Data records
☆ ☆ ☆ ☆ ☆ ☆ ☆
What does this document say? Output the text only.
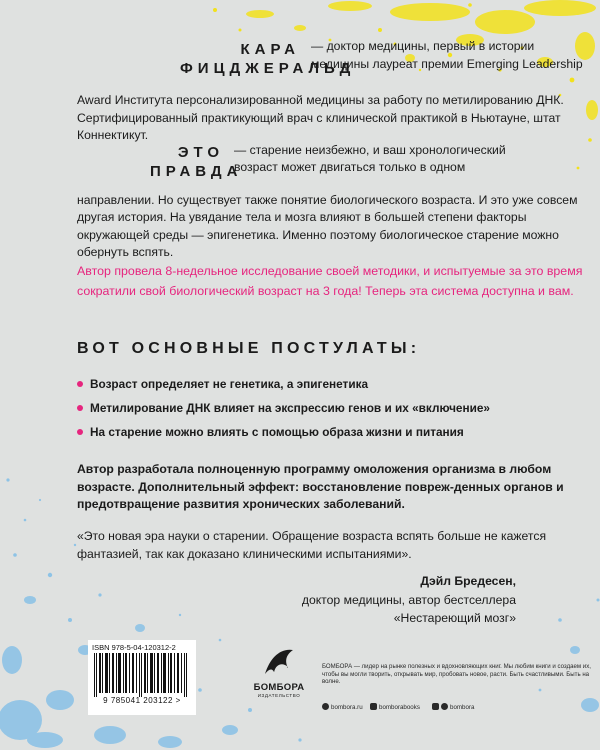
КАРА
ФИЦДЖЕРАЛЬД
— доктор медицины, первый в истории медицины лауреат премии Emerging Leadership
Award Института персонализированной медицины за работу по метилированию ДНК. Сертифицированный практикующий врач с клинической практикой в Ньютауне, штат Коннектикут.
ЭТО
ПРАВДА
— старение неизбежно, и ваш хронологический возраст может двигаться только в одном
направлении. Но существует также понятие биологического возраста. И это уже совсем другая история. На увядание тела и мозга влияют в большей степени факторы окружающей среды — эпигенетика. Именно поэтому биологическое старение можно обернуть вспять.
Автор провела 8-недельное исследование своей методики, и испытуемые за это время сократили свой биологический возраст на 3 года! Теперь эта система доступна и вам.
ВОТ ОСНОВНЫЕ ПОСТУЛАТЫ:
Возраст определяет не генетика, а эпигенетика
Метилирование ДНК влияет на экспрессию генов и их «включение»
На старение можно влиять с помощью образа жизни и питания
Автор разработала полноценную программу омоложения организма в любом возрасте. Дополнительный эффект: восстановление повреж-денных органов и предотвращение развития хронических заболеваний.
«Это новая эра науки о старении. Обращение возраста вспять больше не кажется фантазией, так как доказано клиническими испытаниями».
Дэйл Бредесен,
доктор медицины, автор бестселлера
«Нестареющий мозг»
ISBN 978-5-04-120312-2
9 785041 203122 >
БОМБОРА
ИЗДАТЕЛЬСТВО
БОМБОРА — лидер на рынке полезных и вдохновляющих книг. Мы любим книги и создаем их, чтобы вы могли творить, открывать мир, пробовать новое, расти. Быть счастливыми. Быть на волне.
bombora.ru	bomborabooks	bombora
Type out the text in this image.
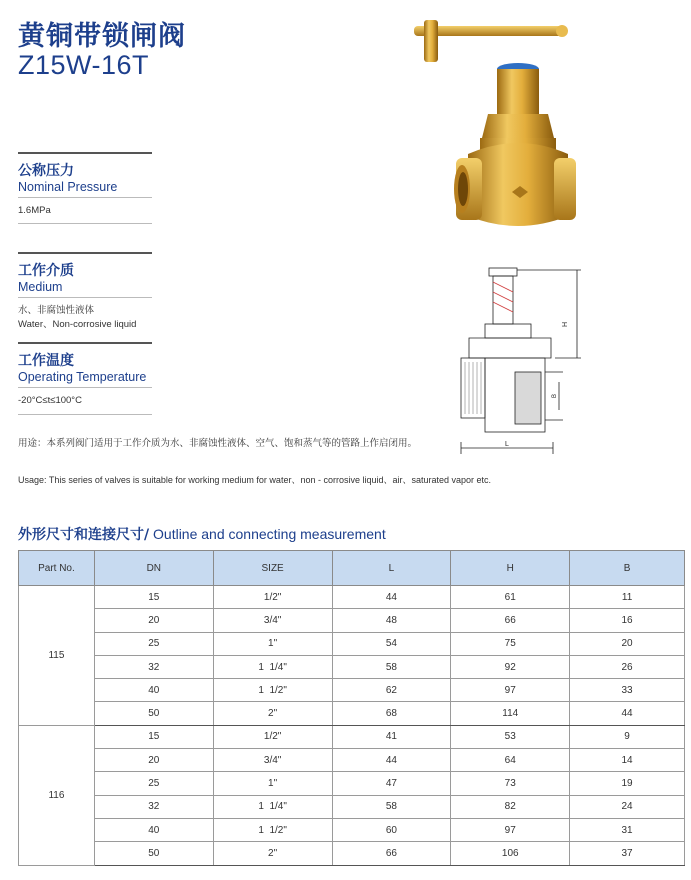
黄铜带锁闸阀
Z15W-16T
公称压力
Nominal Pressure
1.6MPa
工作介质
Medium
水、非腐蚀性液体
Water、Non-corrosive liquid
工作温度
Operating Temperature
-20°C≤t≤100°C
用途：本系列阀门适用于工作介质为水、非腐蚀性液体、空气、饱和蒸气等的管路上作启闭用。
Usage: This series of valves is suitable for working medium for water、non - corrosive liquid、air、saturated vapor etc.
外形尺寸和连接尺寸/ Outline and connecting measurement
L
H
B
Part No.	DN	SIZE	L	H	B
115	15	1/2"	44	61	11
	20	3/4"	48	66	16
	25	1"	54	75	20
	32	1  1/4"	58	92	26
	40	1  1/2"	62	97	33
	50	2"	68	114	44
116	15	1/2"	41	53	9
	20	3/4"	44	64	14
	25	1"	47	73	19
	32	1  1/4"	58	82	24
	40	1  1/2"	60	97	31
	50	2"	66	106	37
☆ ☆ ☆ ☆ ☆ ☆ ☆
Copy every line that includes the string "非腐蚀性液体" from the material above.

#### TASK SOLUTION
水、非腐蚀性液体
用途：本系列阀门适用于工作介质为水、非腐蚀性液体、空气、饱和蒸气等的管路上作启闭用。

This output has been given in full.